SUPPLIED RECORDS:
· · · ·

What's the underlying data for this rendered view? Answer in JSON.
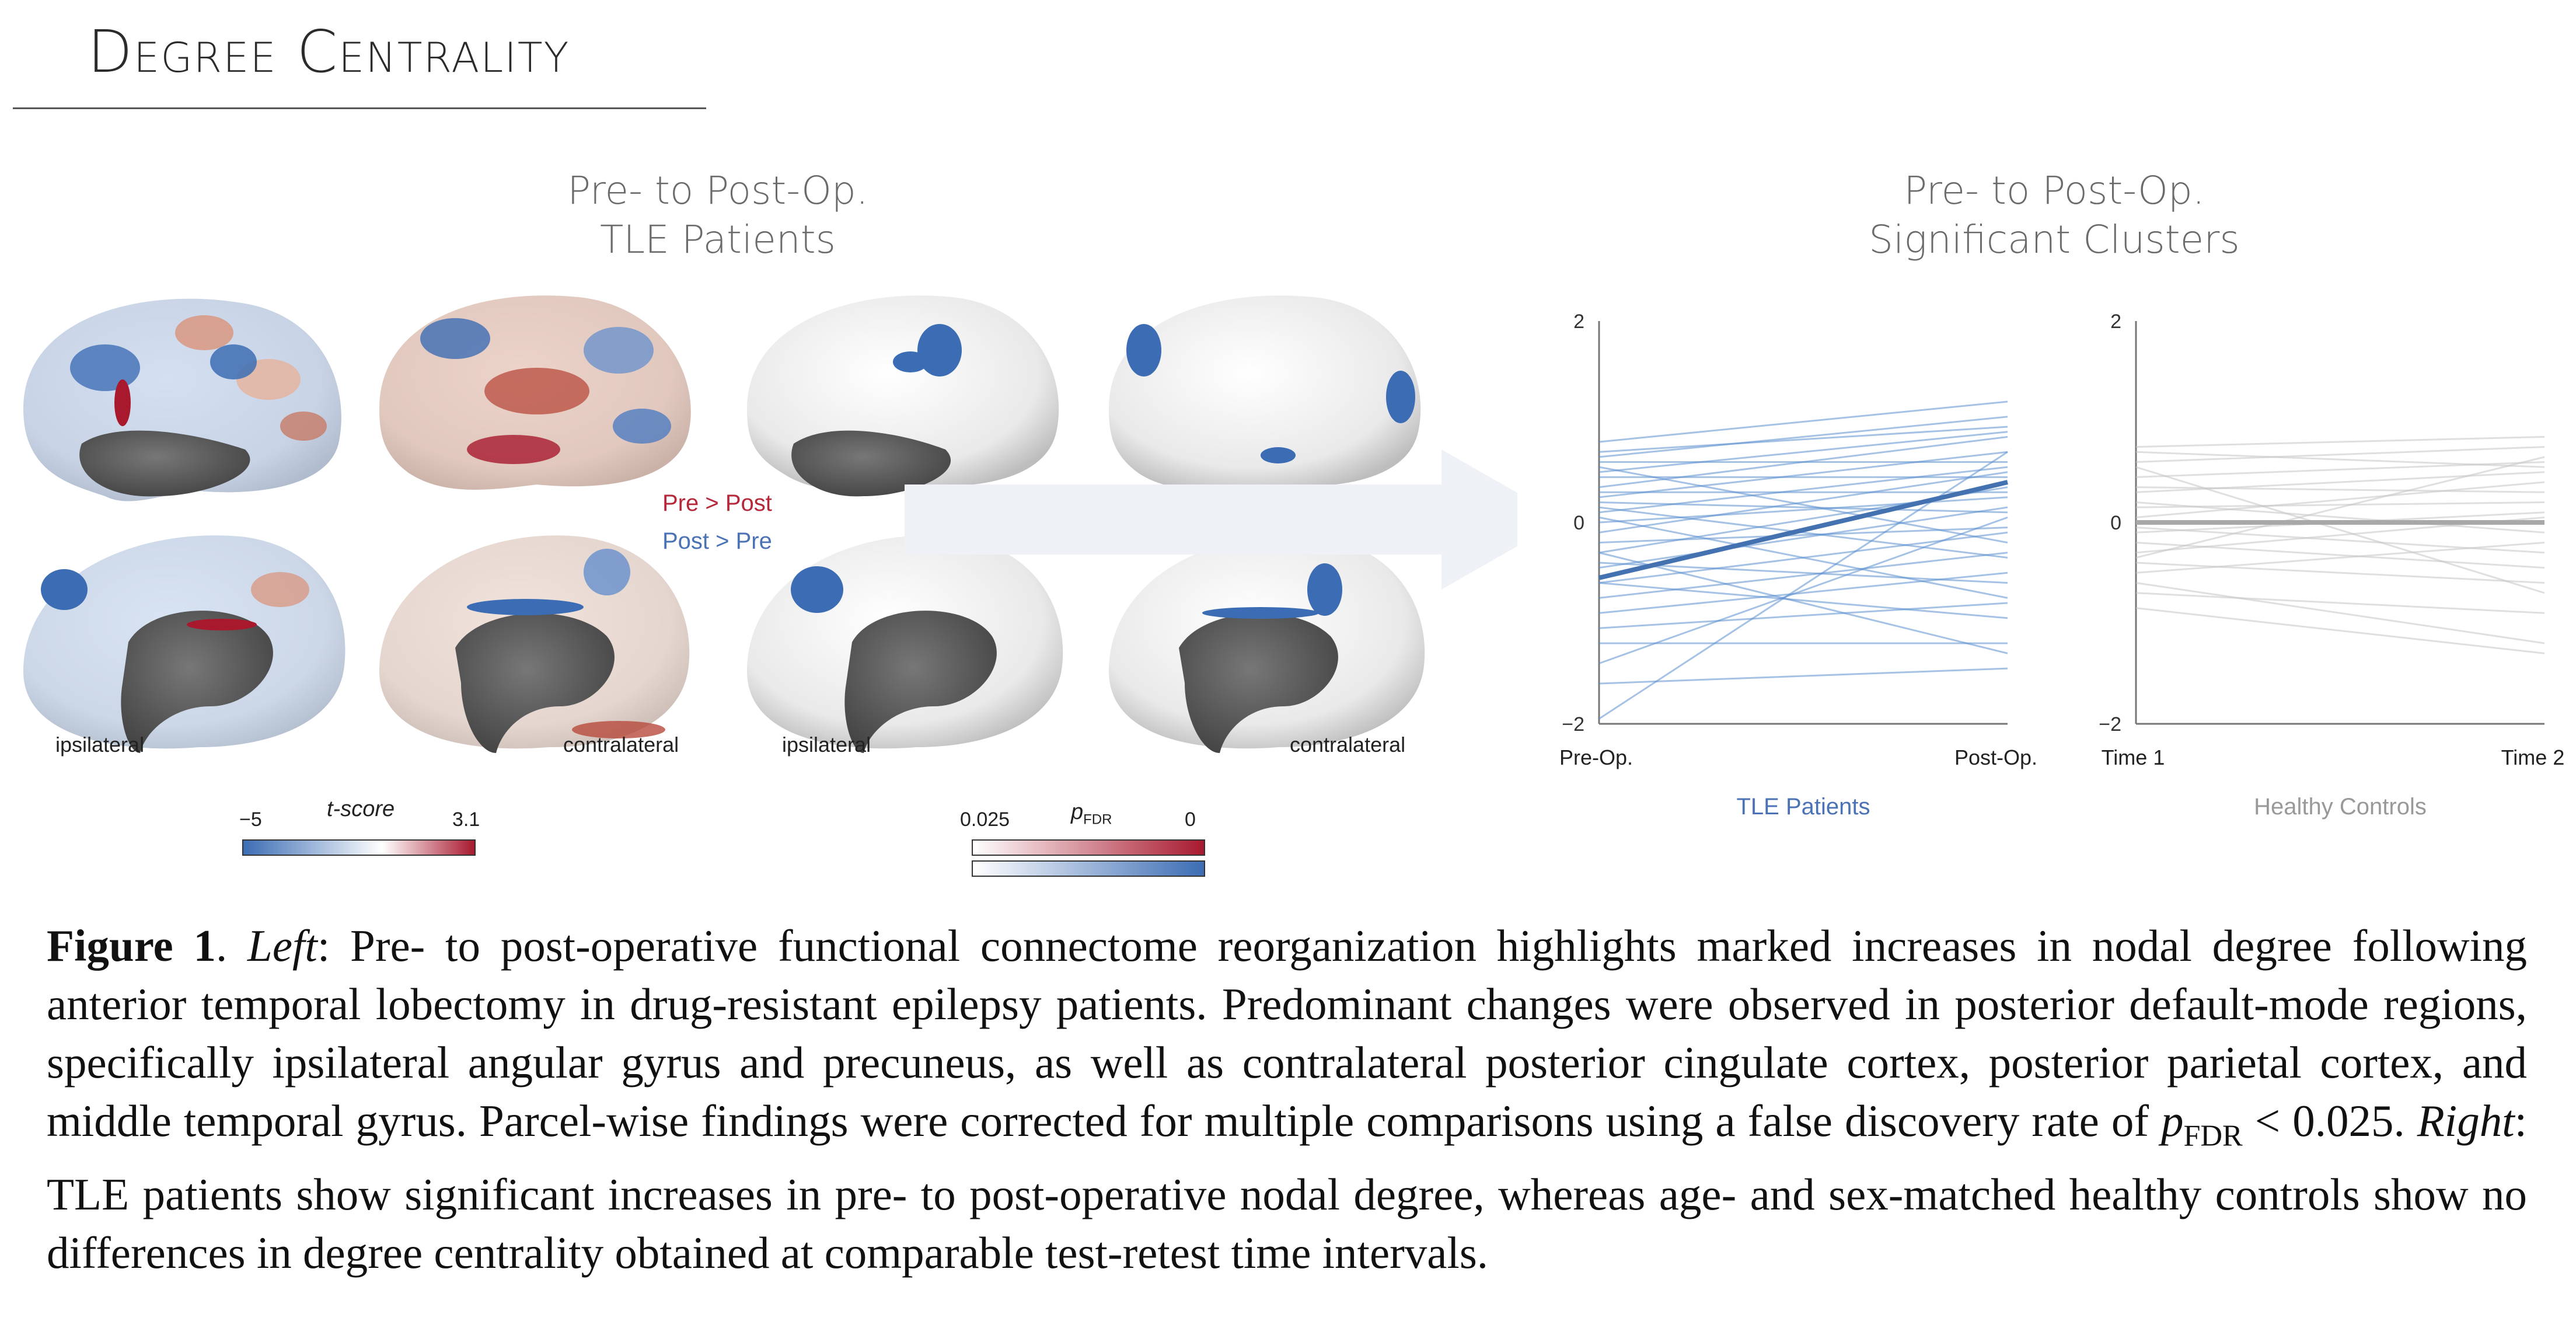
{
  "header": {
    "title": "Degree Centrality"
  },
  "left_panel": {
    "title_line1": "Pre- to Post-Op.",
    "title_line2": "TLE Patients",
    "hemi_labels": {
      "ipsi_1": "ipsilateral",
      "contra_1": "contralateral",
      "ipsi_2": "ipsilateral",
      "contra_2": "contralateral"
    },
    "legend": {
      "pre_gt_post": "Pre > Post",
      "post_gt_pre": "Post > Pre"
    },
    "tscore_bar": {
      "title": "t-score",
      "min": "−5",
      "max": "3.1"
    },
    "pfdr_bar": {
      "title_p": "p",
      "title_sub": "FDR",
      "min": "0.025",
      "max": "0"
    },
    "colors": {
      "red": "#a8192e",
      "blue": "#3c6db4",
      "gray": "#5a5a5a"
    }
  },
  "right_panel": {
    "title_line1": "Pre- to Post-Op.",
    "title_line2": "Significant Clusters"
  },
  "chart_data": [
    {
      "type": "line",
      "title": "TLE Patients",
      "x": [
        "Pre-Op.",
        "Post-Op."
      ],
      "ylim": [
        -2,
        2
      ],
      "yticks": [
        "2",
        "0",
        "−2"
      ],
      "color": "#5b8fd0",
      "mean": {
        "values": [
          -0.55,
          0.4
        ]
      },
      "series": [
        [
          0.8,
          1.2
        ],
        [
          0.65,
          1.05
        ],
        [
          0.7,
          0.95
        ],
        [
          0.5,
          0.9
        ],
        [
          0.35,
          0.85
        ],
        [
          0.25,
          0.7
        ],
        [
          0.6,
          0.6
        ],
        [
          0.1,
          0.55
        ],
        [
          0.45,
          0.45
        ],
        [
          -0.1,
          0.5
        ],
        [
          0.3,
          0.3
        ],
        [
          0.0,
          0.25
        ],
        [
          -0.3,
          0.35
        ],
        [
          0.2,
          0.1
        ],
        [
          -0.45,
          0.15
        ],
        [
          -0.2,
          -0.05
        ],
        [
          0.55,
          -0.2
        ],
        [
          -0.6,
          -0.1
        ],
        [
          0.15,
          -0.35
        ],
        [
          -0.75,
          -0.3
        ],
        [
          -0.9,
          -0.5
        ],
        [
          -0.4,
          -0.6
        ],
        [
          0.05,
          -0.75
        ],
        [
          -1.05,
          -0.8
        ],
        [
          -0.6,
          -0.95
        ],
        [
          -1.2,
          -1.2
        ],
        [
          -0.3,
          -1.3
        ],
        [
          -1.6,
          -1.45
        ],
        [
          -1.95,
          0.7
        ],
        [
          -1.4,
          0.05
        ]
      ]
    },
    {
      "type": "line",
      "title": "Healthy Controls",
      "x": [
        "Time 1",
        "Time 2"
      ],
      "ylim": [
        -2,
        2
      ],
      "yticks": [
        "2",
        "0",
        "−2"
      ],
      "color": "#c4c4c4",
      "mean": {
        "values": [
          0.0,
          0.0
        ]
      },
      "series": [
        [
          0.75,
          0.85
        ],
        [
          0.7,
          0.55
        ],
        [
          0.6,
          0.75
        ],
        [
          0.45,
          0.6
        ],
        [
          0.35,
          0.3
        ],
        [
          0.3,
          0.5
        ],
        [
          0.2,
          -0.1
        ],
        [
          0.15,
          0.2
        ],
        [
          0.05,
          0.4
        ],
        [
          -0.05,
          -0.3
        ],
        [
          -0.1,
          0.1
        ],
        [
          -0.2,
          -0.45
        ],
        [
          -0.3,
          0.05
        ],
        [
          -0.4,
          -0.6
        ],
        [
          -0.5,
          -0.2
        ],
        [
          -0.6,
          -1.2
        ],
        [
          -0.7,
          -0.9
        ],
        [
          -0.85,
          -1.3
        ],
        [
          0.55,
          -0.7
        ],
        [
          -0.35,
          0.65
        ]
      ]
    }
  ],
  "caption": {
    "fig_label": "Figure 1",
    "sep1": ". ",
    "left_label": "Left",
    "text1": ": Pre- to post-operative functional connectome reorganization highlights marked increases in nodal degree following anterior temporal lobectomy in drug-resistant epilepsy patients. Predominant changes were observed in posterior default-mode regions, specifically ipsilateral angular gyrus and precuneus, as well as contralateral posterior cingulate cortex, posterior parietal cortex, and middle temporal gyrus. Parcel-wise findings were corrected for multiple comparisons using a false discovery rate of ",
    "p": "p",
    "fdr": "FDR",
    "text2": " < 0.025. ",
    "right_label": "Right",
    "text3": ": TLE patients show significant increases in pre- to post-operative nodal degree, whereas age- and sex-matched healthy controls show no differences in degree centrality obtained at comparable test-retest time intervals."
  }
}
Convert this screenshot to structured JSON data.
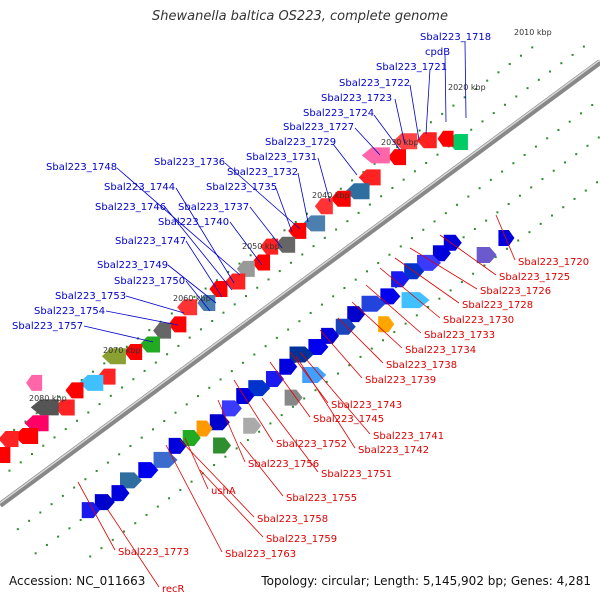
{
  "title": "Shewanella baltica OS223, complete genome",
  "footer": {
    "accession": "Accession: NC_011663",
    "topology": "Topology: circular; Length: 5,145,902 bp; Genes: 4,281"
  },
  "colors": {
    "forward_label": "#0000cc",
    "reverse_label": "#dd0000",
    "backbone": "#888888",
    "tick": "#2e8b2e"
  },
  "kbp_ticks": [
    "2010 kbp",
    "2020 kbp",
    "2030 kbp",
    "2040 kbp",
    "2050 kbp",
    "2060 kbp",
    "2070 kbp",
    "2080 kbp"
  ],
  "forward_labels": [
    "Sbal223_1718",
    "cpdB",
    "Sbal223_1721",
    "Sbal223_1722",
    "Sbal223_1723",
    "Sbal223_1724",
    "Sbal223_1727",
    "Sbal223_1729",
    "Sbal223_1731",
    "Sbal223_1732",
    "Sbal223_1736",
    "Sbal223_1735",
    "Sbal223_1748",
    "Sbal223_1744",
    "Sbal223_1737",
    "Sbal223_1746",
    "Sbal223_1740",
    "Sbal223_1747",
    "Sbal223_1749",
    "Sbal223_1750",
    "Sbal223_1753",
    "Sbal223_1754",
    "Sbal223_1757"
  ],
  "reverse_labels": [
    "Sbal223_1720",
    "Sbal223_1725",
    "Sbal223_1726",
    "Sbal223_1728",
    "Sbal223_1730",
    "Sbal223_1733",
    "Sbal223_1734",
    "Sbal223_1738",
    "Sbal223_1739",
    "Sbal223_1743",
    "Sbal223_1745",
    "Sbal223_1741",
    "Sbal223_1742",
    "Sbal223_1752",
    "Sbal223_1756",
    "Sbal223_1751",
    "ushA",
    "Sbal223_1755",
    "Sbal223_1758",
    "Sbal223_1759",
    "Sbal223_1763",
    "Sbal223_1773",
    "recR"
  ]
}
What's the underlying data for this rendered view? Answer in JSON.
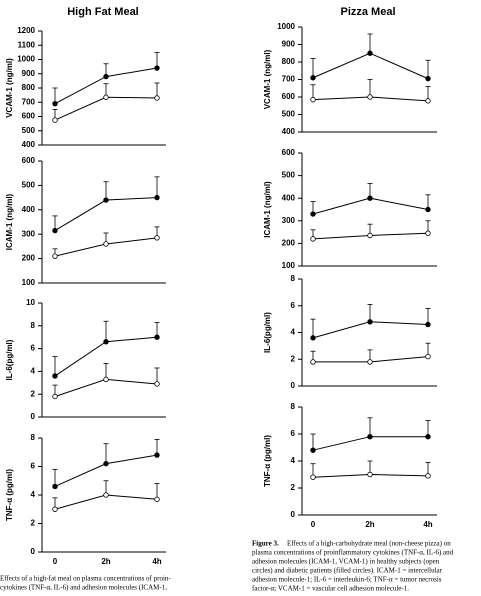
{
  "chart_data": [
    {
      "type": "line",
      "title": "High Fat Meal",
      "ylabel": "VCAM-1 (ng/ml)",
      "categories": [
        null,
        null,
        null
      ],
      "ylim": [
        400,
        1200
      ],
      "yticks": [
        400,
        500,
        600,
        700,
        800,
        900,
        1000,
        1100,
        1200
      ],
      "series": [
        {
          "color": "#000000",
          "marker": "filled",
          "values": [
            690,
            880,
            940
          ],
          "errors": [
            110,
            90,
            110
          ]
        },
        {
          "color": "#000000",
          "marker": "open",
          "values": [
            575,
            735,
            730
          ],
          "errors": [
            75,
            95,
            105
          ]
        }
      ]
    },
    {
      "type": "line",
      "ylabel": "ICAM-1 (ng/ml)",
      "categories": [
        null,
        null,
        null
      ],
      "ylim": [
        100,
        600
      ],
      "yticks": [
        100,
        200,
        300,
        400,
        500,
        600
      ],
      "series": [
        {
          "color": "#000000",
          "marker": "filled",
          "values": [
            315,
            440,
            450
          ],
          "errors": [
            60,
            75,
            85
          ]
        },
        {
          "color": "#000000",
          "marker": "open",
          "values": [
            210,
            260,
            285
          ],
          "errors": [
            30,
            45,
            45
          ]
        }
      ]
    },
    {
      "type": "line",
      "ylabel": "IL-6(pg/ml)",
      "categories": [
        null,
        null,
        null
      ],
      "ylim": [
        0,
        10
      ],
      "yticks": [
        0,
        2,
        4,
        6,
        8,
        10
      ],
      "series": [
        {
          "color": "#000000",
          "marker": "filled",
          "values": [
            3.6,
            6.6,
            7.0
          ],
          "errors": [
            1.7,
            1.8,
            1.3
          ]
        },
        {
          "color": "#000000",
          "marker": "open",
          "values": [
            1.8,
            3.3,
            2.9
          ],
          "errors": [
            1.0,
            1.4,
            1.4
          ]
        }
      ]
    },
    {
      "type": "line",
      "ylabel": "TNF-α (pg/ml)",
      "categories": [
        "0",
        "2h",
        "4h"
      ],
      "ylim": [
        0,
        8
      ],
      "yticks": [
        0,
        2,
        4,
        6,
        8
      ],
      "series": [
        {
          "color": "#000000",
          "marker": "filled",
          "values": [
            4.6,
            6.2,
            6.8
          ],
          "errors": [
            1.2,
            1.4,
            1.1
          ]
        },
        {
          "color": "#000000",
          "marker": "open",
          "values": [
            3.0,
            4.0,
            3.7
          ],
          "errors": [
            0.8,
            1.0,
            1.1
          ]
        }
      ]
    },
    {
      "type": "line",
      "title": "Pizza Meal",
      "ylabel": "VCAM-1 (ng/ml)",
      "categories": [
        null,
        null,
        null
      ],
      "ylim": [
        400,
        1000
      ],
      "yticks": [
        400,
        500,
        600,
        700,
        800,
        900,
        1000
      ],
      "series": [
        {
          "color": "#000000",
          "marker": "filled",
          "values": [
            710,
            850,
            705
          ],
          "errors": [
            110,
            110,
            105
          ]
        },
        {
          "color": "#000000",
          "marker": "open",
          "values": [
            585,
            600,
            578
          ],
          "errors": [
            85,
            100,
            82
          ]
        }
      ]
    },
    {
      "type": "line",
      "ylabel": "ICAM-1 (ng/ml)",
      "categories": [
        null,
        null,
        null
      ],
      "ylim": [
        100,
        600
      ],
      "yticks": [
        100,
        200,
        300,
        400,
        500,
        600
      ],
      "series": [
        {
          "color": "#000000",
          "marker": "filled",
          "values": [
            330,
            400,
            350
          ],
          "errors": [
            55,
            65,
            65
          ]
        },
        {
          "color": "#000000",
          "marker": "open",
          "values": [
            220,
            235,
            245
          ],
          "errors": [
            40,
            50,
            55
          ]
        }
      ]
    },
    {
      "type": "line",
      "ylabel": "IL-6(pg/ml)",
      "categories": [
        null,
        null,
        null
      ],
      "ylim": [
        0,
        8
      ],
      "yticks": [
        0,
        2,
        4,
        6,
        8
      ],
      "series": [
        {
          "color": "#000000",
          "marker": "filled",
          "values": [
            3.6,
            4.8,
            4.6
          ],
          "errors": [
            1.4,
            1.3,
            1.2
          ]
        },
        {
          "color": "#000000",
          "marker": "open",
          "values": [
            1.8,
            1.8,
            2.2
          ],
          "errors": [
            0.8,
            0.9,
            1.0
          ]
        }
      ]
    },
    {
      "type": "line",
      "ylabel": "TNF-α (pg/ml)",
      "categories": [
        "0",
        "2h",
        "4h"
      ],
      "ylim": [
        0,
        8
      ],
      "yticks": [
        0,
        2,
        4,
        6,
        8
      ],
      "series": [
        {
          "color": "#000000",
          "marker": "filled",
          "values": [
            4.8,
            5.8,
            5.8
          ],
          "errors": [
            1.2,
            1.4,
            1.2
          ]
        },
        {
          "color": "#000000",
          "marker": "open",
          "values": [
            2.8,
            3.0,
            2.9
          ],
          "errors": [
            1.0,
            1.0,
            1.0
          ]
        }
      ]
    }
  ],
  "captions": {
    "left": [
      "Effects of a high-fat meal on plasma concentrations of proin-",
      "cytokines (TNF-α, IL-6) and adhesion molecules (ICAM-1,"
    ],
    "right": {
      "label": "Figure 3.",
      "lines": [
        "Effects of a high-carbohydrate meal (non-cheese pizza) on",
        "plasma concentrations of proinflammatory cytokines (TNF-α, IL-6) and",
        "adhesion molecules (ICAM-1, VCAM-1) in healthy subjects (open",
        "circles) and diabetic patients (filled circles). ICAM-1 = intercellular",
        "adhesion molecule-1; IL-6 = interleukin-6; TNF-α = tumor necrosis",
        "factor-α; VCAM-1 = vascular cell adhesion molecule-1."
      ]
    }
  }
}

· · · ·

TASK TO COMPLETE: Wherever a line in the data above contains the word "VCAM", copy that line.

REPLY TO THE TASK:
      "ylabel": "VCAM-1 (ng/ml)",
      "ylabel": "VCAM-1 (ng/ml)",
        "adhesion molecules (ICAM-1, VCAM-1) in healthy subjects (open",
        "factor-α; VCAM-1 = vascular cell adhesion molecule-1."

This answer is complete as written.